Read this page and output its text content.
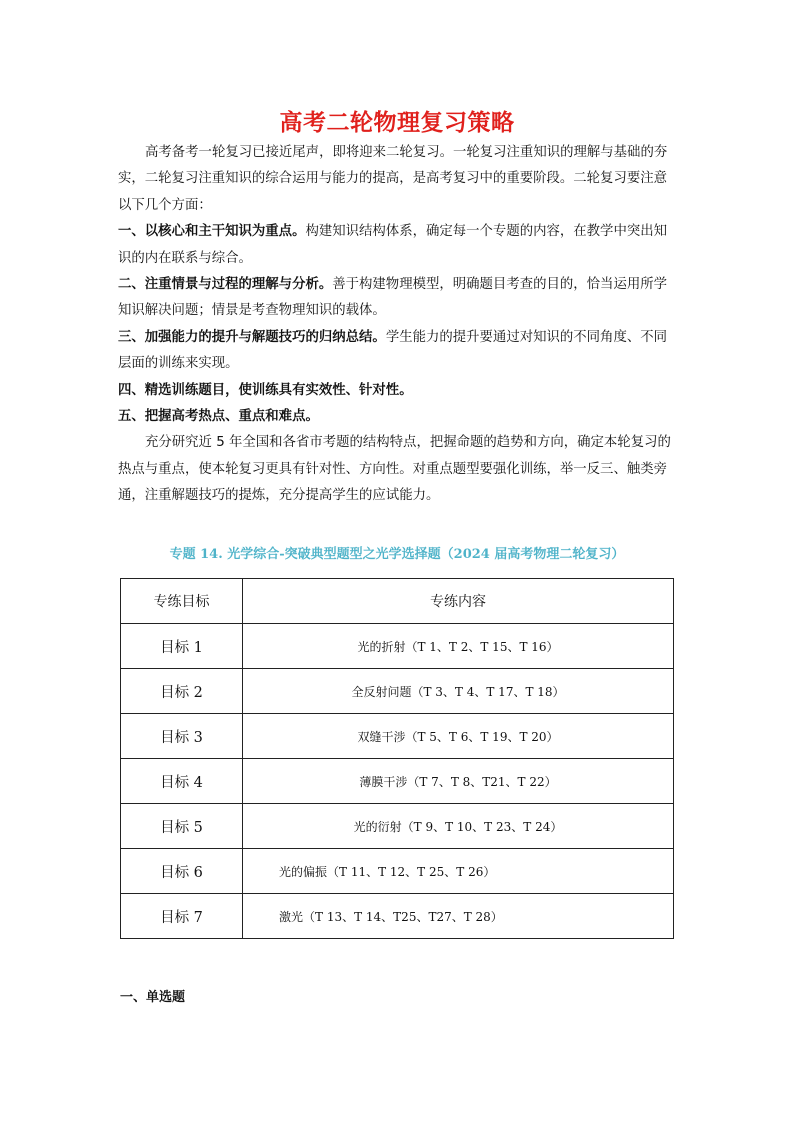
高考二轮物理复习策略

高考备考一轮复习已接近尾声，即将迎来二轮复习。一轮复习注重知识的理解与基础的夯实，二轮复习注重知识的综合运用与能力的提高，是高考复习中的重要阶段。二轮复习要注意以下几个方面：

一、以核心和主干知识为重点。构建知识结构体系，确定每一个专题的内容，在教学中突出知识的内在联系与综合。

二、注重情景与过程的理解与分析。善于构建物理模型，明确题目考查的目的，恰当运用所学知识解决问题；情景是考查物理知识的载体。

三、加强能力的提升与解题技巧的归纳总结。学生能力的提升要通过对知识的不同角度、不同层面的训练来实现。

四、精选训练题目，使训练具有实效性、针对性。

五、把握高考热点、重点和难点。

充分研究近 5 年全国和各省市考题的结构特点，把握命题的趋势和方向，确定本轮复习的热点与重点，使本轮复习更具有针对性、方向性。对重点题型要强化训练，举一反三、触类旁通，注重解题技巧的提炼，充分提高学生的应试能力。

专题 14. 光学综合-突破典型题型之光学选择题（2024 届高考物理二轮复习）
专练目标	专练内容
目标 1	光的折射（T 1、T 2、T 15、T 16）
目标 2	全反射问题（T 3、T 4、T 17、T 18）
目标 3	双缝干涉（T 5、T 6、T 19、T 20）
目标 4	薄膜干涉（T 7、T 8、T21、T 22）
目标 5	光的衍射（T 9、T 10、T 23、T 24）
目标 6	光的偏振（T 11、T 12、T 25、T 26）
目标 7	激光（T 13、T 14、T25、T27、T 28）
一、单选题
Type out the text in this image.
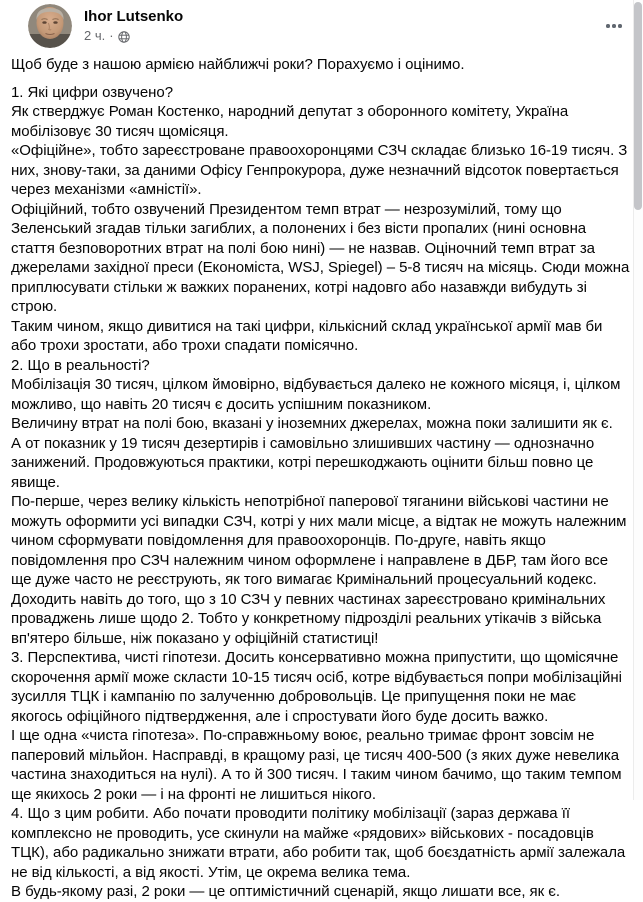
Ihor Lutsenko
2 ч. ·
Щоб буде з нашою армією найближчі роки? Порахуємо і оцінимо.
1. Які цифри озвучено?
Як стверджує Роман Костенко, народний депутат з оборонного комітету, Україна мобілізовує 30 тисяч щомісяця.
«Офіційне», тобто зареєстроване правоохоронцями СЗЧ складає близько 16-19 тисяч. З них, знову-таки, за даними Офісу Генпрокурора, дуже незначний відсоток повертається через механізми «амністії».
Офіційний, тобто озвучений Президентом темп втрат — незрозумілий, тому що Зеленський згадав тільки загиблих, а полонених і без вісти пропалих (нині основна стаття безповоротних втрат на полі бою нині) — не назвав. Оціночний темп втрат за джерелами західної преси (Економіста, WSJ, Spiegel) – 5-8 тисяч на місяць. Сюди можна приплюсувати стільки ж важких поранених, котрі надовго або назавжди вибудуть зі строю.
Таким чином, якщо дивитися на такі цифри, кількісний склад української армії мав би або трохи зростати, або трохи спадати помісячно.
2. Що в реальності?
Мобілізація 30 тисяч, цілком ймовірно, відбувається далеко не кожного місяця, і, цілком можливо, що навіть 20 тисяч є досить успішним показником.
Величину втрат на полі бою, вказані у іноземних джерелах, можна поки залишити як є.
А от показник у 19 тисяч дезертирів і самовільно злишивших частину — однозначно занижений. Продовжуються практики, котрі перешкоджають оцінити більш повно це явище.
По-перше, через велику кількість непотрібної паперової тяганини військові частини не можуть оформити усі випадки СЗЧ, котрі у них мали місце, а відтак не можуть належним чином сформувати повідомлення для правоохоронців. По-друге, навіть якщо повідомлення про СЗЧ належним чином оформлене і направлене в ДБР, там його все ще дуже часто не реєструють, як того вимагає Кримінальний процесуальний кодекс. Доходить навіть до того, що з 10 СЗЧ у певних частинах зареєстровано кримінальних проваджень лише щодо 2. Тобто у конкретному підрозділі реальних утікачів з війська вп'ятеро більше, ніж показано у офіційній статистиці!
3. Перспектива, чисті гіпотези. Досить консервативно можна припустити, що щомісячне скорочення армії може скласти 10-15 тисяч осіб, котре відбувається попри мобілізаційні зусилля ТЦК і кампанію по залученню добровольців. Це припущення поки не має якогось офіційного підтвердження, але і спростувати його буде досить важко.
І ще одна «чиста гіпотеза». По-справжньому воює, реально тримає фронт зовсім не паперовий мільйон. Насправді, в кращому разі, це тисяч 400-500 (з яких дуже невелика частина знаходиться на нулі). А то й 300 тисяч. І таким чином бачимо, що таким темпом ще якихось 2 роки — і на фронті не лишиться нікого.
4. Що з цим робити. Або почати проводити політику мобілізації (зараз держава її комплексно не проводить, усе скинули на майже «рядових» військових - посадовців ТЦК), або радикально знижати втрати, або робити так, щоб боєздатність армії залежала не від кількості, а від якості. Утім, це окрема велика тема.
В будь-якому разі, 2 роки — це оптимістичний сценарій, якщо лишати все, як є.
====
● **WRITTEN INSTRUCTION**:
Copy in full each line that holds the word "досить".

● **FULL RESPONSE**:
Мобілізація 30 тисяч, цілком ймовірно, відбувається далеко не кожного місяця, і, цілком можливо, що навіть 20 тисяч є досить успішним показником.
3. Перспектива, чисті гіпотези. Досить консервативно можна припустити, що щомісячне скорочення армії може скласти 10-15 тисяч осіб, котре відбувається попри мобілізаційні зусилля ТЦК і кампанію по залученню добровольців. Це припущення поки не має якогось офіційного підтвердження, але і спростувати його буде досить важко.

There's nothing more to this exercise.